> [Dataset records]:
***

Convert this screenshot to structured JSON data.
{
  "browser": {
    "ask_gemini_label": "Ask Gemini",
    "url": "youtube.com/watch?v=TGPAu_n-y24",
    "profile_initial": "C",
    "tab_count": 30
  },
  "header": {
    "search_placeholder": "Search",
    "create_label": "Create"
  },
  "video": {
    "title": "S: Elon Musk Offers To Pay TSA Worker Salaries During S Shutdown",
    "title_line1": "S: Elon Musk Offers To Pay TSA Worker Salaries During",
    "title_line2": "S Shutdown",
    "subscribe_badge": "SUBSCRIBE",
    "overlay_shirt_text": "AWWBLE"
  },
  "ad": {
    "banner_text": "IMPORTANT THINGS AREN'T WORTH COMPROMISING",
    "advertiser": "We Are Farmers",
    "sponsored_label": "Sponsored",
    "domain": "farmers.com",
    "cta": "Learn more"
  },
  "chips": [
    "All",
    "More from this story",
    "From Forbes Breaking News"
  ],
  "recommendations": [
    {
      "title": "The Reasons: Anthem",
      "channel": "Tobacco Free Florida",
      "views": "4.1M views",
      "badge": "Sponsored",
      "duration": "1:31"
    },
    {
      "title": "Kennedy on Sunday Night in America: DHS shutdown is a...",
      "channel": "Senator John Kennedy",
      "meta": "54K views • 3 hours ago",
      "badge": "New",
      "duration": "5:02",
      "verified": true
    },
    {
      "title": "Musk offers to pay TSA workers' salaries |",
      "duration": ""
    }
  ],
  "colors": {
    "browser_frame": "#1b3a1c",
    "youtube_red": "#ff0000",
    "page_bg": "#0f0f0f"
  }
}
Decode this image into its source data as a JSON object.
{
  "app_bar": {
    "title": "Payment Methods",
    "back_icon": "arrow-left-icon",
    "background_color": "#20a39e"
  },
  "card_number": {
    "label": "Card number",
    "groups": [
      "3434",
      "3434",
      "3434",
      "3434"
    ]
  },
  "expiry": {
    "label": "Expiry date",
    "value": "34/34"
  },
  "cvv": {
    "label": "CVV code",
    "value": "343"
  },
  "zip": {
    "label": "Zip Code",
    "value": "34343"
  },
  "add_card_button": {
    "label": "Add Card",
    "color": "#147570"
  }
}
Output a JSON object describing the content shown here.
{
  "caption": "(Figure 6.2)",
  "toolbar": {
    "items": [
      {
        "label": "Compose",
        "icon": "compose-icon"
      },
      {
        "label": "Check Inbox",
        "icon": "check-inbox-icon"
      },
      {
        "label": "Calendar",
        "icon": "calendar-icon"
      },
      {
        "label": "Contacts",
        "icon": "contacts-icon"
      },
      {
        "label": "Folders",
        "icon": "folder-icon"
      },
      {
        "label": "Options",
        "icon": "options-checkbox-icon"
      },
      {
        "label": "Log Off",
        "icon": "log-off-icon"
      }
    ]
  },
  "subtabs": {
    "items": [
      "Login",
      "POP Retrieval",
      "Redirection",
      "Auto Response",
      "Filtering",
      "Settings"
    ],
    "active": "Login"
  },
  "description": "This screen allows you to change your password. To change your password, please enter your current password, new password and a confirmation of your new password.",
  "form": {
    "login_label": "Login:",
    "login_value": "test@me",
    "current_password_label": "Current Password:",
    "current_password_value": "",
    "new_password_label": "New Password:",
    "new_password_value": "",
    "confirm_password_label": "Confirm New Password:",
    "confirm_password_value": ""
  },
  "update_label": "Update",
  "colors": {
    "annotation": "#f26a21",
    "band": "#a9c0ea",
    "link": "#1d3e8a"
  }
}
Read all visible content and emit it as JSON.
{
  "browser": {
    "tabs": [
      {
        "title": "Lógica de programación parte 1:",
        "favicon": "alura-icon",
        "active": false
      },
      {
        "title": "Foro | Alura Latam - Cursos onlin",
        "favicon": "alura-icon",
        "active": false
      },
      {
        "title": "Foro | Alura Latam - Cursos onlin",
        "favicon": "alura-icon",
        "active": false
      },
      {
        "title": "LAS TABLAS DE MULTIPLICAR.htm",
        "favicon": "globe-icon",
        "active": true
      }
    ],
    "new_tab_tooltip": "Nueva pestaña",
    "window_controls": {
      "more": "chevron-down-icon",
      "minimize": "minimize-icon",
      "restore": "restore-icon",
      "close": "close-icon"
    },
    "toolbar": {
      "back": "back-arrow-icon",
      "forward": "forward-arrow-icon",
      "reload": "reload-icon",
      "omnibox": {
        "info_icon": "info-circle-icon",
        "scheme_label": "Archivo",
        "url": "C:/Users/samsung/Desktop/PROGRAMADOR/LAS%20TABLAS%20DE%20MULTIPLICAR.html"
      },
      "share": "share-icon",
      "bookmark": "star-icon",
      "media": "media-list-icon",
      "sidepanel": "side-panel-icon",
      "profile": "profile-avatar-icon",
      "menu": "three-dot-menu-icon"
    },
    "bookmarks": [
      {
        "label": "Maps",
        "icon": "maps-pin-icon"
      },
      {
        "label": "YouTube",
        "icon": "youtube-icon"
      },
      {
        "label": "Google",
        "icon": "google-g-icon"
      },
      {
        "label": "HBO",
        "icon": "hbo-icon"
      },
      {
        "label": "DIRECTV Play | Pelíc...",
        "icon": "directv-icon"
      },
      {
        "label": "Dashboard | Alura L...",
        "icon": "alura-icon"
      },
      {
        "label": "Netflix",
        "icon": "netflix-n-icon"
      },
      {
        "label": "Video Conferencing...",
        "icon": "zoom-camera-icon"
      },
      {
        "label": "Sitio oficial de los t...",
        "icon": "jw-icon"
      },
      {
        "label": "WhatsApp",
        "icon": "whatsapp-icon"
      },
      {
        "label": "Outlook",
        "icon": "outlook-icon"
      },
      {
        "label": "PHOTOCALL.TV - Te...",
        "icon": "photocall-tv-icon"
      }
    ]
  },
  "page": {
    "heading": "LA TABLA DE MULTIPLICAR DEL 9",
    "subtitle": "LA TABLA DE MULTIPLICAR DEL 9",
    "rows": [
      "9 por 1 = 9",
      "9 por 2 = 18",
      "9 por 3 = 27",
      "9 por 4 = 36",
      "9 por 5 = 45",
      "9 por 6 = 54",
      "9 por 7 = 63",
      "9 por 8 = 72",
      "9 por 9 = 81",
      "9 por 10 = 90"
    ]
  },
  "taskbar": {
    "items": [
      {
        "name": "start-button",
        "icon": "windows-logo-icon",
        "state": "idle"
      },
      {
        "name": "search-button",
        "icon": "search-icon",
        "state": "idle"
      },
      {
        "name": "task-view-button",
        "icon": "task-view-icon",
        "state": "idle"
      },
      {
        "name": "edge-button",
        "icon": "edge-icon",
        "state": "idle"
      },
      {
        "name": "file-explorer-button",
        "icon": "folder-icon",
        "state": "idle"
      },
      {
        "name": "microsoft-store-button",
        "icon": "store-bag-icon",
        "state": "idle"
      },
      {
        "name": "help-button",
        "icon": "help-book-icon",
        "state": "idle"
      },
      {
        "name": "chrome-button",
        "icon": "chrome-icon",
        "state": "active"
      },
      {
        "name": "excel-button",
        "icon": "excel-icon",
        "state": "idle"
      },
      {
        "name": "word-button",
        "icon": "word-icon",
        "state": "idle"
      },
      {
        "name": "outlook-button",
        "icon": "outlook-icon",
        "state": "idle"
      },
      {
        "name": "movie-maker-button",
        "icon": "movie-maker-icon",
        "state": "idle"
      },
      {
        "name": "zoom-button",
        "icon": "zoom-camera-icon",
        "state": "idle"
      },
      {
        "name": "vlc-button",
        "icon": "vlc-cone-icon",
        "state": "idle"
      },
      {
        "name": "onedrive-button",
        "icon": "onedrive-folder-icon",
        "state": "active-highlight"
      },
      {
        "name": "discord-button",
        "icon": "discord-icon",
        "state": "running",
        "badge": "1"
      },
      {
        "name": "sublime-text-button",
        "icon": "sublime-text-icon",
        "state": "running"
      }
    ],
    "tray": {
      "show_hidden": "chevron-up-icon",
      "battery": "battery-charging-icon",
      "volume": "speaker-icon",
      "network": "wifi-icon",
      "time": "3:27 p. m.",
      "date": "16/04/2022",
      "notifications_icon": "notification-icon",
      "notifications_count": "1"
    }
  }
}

***

> [WORK TO BE COMPLETED]:
Search the preceding listing for the word "chrome" and pull out every line that holds it.

> [ANSWER FOR THE TASK]:
        "name": "chrome-button",
        "icon": "chrome-icon",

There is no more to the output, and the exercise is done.